• _RECORDS PROVIDED_:
★ ★ ★ ★ ★
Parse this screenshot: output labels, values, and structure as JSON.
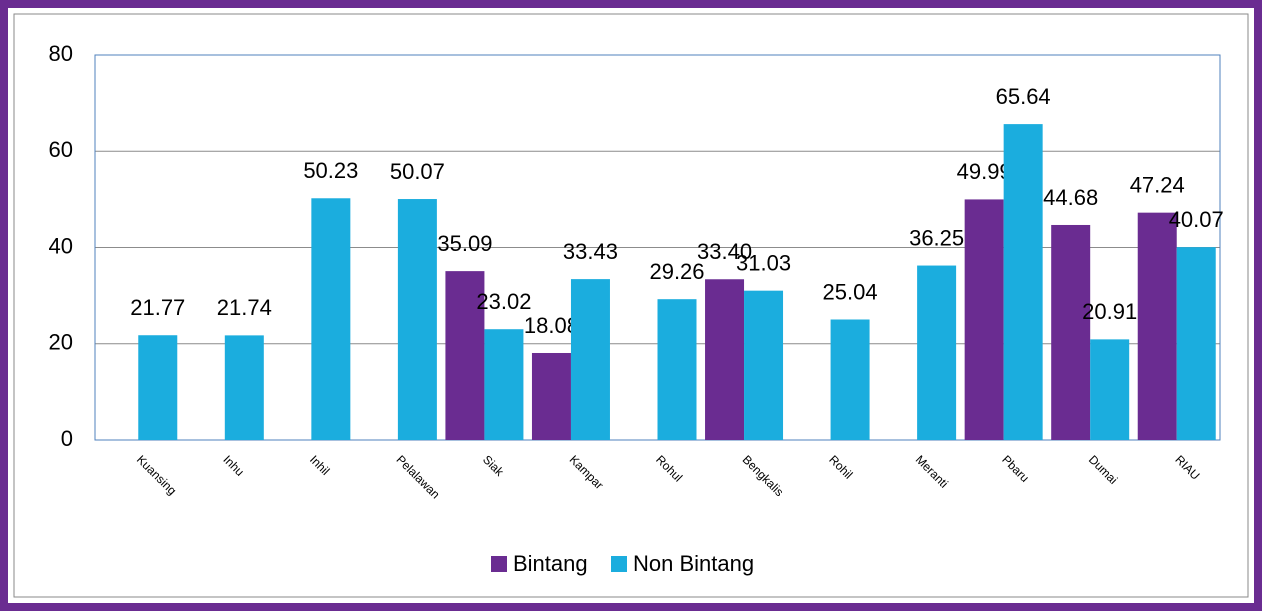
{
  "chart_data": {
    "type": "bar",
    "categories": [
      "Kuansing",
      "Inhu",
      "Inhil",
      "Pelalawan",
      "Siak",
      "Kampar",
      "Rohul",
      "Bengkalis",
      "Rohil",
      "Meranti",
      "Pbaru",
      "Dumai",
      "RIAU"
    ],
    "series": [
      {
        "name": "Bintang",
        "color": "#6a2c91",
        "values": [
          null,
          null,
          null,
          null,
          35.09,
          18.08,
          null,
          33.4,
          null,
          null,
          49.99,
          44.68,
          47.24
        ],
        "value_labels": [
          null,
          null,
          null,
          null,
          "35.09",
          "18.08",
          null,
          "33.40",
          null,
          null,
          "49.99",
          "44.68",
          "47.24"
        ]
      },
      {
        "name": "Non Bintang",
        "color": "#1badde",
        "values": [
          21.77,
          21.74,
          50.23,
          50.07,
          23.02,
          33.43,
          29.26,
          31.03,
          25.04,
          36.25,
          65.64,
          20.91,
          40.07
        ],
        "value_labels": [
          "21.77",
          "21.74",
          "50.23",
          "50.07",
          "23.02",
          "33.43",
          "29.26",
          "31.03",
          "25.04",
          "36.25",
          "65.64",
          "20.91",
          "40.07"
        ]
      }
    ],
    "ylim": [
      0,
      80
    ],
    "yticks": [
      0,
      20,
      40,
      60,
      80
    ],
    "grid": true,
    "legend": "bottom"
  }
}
★ ★ ★ ★ ★
• _STATED EXERCISE_:
Pictures are excluded; repeat every record exactly.

• _RESPONSE TO THE TASK_:
Parse this screenshot: output labels, values, and structure as JSON.
{
  "chart_data": {
    "type": "bar",
    "categories": [
      "Kuansing",
      "Inhu",
      "Inhil",
      "Pelalawan",
      "Siak",
      "Kampar",
      "Rohul",
      "Bengkalis",
      "Rohil",
      "Meranti",
      "Pbaru",
      "Dumai",
      "RIAU"
    ],
    "series": [
      {
        "name": "Bintang",
        "color": "#6a2c91",
        "values": [
          null,
          null,
          null,
          null,
          35.09,
          18.08,
          null,
          33.4,
          null,
          null,
          49.99,
          44.68,
          47.24
        ],
        "value_labels": [
          null,
          null,
          null,
          null,
          "35.09",
          "18.08",
          null,
          "33.40",
          null,
          null,
          "49.99",
          "44.68",
          "47.24"
        ]
      },
      {
        "name": "Non Bintang",
        "color": "#1badde",
        "values": [
          21.77,
          21.74,
          50.23,
          50.07,
          23.02,
          33.43,
          29.26,
          31.03,
          25.04,
          36.25,
          65.64,
          20.91,
          40.07
        ],
        "value_labels": [
          "21.77",
          "21.74",
          "50.23",
          "50.07",
          "23.02",
          "33.43",
          "29.26",
          "31.03",
          "25.04",
          "36.25",
          "65.64",
          "20.91",
          "40.07"
        ]
      }
    ],
    "ylim": [
      0,
      80
    ],
    "yticks": [
      0,
      20,
      40,
      60,
      80
    ],
    "grid": true,
    "legend": "bottom"
  }
}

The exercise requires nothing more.